[Start of Data supplied]
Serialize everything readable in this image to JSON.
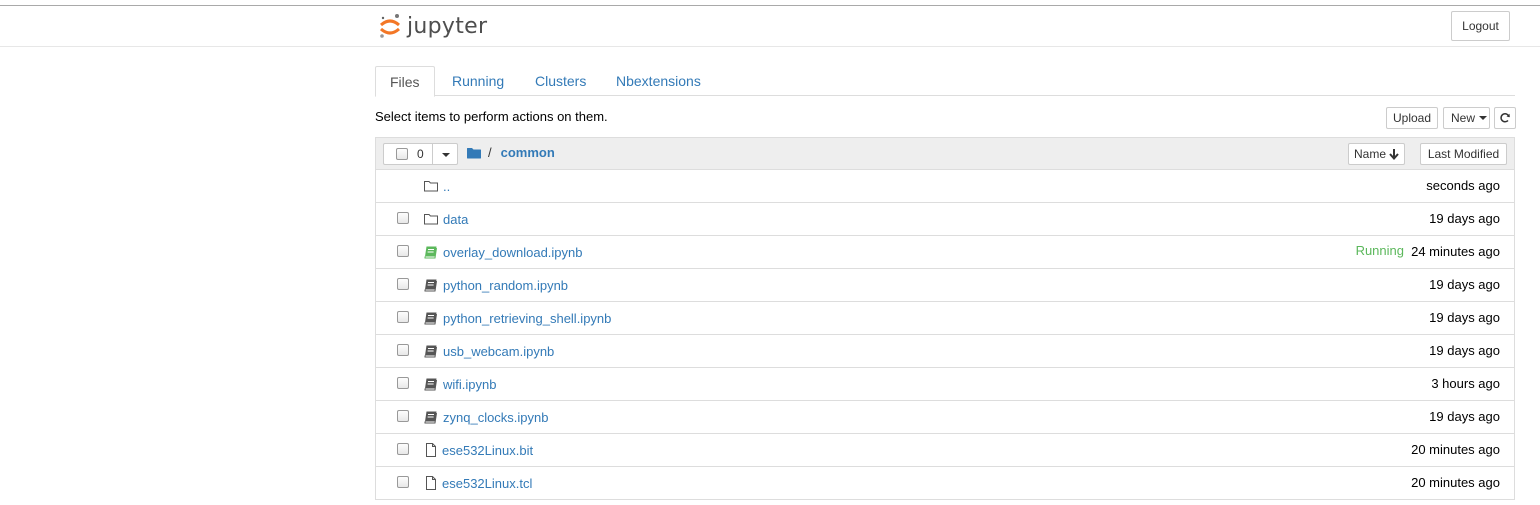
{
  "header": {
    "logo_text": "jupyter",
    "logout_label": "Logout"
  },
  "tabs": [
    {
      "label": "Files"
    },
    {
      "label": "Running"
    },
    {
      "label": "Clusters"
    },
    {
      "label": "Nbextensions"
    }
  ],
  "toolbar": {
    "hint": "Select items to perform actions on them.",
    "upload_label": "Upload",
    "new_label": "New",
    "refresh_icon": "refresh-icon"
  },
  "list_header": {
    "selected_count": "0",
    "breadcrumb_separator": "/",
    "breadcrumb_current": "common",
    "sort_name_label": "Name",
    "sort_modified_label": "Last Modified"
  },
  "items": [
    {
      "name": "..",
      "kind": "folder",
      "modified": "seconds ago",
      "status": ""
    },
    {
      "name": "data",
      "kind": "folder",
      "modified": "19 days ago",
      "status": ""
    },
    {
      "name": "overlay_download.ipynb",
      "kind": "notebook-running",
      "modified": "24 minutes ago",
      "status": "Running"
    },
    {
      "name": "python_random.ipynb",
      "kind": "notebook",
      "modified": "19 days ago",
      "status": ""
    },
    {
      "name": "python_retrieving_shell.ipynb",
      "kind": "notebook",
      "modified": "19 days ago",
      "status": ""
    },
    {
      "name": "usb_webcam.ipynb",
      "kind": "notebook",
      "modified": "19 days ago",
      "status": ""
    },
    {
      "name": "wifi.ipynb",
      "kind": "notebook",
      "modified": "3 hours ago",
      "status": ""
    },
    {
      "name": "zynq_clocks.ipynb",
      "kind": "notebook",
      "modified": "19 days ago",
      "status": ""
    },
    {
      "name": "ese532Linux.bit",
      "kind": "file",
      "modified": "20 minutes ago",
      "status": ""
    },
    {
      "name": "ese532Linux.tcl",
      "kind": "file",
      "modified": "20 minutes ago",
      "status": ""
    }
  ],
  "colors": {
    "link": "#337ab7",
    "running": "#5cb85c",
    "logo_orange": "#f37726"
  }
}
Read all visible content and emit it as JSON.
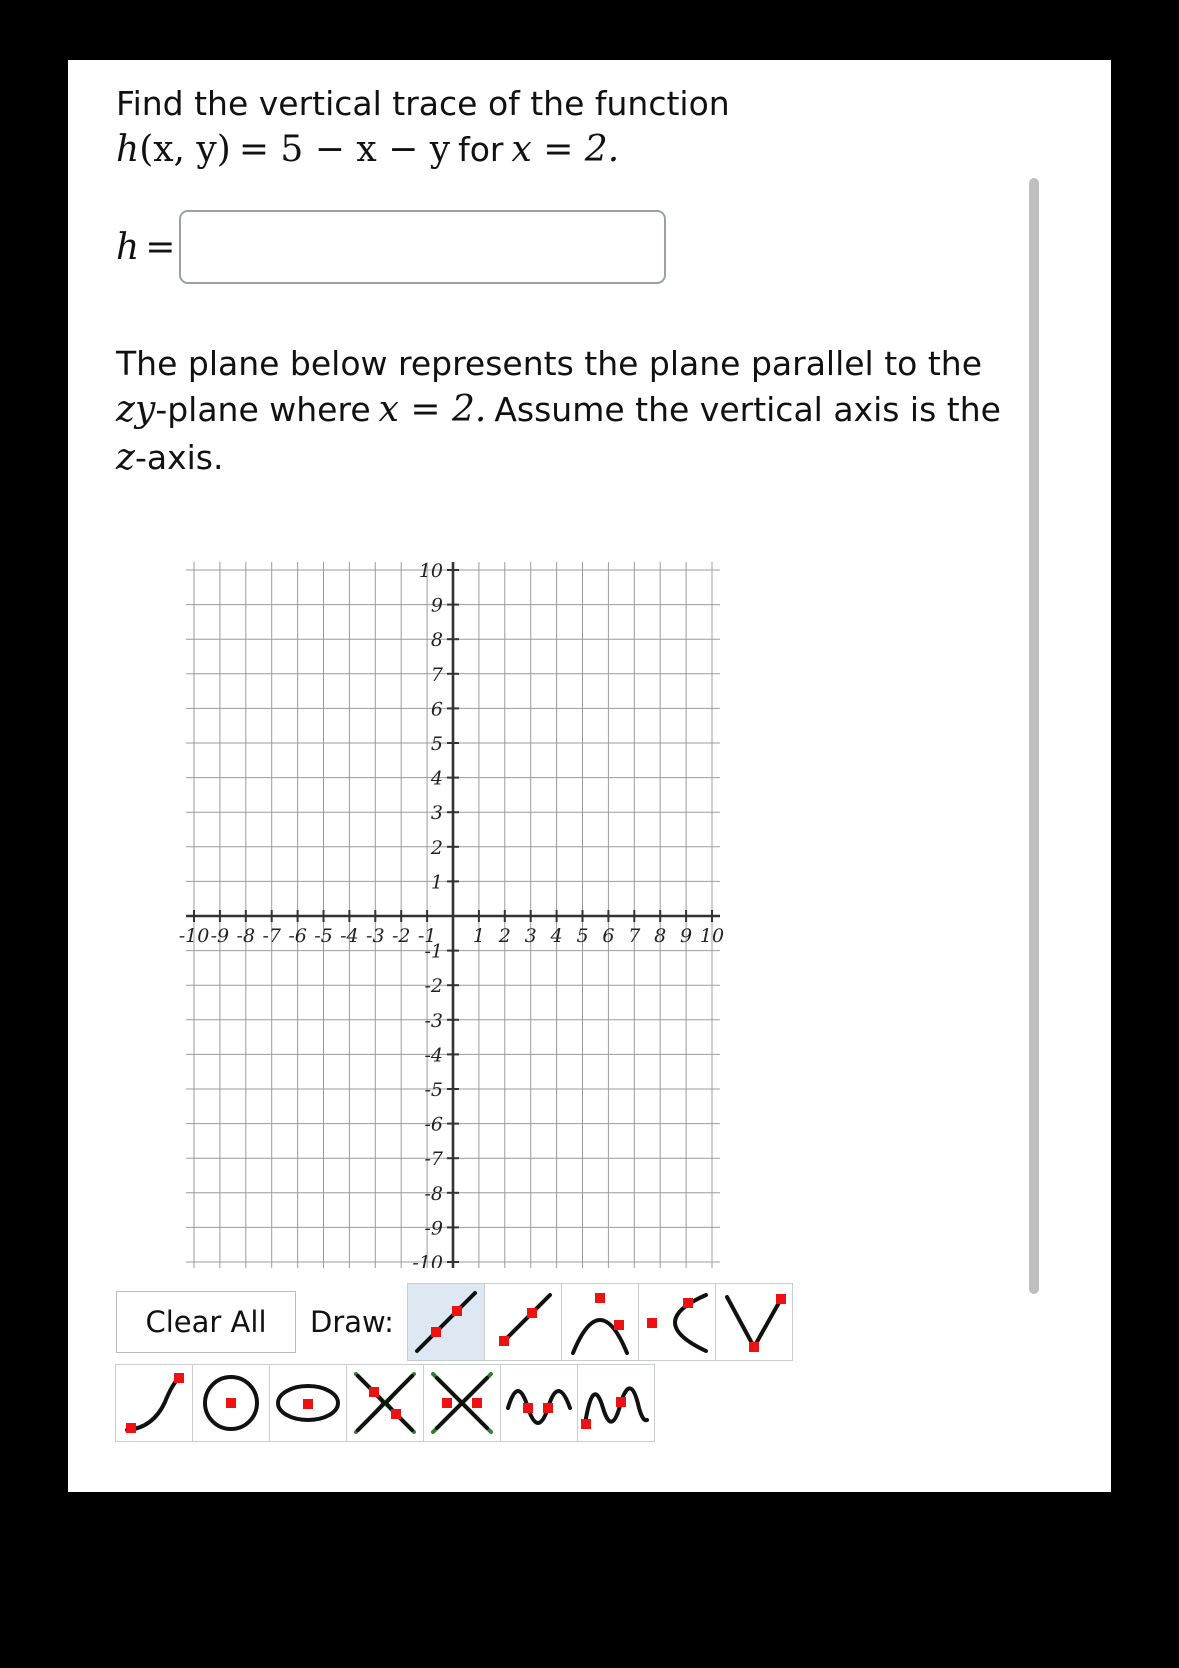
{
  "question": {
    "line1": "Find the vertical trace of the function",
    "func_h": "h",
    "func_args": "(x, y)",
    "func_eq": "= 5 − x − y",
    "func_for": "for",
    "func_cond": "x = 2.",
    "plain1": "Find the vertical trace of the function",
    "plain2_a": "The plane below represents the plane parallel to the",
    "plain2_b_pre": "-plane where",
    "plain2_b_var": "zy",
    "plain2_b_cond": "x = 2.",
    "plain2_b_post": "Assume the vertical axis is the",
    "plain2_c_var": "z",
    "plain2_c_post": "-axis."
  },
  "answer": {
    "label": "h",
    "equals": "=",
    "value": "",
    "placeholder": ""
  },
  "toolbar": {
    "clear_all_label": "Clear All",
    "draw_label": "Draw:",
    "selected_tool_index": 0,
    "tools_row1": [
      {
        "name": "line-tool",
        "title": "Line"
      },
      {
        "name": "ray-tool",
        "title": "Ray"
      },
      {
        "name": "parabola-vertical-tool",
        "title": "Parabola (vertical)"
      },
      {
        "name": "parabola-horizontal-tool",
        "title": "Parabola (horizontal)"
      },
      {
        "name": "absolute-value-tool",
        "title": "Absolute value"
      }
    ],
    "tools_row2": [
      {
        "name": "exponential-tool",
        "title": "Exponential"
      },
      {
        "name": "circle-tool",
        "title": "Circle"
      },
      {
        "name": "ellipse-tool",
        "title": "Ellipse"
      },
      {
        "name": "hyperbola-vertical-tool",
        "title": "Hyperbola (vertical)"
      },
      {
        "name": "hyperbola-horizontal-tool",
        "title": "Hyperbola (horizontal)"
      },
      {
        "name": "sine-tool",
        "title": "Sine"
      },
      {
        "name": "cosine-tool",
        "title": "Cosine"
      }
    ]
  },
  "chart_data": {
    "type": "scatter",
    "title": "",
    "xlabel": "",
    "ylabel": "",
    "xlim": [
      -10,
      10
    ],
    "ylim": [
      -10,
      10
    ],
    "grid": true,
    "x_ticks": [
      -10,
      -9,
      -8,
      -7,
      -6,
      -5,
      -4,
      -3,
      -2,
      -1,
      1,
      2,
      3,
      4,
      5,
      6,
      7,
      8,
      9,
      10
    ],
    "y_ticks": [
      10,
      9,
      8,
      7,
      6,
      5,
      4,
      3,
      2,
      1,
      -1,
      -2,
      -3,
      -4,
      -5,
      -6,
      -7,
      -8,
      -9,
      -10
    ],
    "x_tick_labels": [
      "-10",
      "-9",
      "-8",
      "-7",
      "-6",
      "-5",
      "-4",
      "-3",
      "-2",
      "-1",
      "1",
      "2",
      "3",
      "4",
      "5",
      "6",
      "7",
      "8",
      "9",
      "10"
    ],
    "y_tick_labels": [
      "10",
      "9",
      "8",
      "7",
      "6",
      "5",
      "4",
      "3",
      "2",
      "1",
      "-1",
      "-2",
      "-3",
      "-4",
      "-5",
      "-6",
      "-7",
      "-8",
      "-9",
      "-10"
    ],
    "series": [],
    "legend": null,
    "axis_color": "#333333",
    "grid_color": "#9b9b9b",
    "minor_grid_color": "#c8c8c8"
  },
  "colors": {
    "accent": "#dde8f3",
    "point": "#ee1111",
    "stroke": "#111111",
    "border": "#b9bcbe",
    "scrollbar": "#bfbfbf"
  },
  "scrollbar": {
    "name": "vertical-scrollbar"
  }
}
[End of Data supplied]
[Start of Data supplied]
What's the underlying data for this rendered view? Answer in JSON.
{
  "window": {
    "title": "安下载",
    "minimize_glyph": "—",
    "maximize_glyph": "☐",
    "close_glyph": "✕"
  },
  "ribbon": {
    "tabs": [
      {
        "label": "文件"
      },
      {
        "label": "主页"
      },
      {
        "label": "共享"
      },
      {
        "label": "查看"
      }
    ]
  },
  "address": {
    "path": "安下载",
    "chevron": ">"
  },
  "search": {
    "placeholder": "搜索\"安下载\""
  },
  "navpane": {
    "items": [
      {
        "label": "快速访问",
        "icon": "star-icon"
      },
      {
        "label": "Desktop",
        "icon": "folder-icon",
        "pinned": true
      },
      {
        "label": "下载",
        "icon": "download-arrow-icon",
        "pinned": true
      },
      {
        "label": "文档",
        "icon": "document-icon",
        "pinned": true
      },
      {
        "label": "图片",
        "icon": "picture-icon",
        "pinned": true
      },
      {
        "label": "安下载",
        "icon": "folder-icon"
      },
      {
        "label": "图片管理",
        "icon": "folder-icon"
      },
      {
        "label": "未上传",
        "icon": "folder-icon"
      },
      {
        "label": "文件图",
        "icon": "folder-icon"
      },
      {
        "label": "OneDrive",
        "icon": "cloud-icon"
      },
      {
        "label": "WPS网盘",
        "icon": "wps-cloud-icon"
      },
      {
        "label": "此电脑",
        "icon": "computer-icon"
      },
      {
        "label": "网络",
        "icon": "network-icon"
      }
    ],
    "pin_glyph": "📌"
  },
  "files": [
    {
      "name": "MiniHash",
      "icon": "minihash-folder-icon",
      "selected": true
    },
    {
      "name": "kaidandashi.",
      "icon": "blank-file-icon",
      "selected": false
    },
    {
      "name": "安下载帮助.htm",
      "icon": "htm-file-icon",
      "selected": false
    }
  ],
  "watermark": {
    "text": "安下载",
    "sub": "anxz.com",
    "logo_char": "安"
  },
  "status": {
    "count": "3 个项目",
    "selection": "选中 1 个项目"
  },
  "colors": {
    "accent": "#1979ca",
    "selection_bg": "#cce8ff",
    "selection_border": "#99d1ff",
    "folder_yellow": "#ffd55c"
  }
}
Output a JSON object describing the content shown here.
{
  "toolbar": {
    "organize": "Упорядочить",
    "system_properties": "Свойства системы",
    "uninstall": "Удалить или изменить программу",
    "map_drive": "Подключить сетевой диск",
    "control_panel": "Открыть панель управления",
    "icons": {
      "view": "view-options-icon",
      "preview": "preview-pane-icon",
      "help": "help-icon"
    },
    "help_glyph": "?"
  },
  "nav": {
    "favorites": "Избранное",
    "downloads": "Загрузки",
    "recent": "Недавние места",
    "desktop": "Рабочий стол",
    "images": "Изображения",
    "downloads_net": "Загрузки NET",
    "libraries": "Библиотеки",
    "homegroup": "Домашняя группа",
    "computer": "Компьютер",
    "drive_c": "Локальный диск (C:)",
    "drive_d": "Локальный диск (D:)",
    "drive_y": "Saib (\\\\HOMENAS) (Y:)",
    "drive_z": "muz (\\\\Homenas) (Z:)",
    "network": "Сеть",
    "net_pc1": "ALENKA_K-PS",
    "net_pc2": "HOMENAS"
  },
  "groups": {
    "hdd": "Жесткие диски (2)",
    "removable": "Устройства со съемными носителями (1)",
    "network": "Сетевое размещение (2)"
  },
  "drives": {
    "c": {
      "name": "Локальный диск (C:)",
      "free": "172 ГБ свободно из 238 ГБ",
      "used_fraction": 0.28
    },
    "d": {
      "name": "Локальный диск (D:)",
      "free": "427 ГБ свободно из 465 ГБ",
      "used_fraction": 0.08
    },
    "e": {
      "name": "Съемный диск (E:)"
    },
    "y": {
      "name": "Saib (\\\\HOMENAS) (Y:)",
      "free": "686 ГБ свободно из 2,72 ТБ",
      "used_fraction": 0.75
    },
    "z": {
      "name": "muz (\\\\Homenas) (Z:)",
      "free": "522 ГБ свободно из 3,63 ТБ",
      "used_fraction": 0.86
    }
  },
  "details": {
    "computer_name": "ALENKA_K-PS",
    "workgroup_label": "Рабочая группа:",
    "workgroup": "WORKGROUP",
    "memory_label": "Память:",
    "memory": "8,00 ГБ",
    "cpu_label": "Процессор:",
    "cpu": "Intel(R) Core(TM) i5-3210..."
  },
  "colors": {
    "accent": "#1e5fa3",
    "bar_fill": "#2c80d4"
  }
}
[End of Data supplied]
List each line of the records that holds the string "trace".

    "line1": "Find the vertical trace of the function",
    "plain1": "Find the vertical trace of the function",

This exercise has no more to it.